* _What you should do_
Copy out every line in the entries below that includes "label".
## begin
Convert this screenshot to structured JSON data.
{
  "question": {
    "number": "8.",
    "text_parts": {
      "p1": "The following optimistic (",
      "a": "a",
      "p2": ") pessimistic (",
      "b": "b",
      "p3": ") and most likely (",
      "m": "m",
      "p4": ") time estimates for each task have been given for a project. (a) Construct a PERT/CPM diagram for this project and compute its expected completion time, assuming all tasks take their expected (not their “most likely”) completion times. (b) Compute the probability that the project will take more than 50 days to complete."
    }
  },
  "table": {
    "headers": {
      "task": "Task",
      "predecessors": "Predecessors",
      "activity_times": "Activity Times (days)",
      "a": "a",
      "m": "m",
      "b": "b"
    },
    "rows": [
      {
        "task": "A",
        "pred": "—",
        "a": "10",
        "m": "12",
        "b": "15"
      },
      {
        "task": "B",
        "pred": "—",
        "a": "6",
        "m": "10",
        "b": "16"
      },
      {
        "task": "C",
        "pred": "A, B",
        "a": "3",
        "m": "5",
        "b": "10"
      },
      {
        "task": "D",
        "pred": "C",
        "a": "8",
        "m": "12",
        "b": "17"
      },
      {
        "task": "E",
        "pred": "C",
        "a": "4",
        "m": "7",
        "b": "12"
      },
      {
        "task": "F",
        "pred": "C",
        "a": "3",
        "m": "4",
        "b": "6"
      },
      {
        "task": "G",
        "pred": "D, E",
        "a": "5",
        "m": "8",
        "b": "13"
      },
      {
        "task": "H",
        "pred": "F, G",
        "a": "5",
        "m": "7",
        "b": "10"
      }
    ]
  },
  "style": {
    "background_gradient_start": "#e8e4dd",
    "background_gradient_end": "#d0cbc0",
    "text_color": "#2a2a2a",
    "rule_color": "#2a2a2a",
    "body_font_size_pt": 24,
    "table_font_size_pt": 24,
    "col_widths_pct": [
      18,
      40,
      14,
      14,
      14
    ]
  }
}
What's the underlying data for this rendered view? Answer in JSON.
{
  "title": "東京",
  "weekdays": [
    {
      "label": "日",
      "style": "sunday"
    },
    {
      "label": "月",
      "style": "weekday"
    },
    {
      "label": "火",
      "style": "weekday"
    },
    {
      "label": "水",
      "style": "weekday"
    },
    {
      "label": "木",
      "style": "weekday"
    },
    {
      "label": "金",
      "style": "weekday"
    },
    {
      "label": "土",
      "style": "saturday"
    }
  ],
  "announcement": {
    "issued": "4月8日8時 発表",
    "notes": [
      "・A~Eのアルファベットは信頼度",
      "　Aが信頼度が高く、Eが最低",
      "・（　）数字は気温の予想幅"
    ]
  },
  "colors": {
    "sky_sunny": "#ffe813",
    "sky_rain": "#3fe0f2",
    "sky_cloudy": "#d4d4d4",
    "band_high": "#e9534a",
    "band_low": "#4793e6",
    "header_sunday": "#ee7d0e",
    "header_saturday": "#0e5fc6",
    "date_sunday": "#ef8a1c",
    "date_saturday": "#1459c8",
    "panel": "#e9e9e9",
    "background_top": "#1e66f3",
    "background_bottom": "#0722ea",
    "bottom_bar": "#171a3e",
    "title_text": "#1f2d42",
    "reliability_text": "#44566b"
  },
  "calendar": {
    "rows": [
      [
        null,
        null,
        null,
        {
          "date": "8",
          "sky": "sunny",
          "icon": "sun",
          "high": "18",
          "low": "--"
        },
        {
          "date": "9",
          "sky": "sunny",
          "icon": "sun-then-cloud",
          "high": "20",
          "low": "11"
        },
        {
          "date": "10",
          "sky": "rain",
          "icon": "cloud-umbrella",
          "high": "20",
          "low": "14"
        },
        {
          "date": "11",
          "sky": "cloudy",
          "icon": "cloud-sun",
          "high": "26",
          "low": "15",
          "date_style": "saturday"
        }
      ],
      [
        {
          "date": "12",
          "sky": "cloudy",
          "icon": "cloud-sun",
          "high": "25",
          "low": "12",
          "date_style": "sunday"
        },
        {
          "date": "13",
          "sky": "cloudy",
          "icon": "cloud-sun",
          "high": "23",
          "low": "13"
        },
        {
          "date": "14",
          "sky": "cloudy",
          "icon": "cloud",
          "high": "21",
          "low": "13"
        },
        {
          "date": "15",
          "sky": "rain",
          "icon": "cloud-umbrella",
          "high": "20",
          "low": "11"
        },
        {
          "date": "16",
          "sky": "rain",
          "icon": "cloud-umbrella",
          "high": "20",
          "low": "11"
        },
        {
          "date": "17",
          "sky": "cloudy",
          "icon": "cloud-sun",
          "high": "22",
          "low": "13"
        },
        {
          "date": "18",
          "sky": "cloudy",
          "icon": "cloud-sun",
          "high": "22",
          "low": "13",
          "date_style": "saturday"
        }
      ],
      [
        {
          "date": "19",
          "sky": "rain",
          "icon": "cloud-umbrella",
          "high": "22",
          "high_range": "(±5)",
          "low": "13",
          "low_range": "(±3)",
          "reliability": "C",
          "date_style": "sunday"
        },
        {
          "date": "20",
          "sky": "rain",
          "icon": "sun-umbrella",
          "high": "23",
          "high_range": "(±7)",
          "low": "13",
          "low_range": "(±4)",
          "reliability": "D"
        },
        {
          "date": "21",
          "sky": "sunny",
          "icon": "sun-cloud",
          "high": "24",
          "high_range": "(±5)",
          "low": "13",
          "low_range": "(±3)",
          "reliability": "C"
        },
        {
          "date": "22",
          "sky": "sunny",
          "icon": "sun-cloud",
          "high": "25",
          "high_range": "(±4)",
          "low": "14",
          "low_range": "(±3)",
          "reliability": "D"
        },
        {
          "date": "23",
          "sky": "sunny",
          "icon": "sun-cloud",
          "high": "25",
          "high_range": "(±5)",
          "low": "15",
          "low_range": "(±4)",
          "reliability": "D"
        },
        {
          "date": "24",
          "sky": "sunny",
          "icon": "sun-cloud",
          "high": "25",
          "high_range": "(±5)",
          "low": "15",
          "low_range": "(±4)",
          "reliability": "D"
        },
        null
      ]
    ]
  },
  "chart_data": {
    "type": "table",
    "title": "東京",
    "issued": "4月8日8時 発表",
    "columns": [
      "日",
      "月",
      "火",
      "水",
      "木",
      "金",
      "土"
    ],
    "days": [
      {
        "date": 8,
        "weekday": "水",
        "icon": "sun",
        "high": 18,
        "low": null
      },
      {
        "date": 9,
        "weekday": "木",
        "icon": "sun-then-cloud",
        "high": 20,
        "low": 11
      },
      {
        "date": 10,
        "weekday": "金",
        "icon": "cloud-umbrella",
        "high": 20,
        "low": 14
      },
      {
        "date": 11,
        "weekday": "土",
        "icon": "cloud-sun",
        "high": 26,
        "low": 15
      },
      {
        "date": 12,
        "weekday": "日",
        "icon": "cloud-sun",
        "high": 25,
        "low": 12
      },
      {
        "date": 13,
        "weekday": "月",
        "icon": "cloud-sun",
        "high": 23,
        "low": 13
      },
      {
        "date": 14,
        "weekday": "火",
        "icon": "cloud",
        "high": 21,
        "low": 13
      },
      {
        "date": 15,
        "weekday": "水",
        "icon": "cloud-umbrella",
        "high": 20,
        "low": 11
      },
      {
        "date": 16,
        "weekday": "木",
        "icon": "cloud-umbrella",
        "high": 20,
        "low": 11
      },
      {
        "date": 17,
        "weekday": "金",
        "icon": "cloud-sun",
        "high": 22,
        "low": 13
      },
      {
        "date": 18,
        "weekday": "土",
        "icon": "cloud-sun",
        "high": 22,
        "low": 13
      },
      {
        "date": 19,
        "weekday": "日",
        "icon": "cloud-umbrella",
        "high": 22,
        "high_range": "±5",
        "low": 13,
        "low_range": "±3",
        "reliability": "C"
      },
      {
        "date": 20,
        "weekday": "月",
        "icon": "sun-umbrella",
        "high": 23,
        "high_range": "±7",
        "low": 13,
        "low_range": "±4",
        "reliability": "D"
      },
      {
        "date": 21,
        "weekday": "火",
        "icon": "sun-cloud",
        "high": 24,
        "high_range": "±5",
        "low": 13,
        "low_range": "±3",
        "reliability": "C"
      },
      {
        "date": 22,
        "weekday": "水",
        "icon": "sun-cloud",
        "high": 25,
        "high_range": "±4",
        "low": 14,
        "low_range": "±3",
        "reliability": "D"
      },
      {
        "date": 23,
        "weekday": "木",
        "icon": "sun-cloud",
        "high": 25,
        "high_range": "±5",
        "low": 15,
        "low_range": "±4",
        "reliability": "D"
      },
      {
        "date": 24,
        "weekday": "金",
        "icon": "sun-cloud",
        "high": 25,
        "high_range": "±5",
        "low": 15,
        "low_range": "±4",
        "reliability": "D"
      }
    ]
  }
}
## end
* _Written answer_
      "label": "日",
      "label": "月",
      "label": "火",
      "label": "水",
      "label": "木",
      "label": "金",
      "label": "土",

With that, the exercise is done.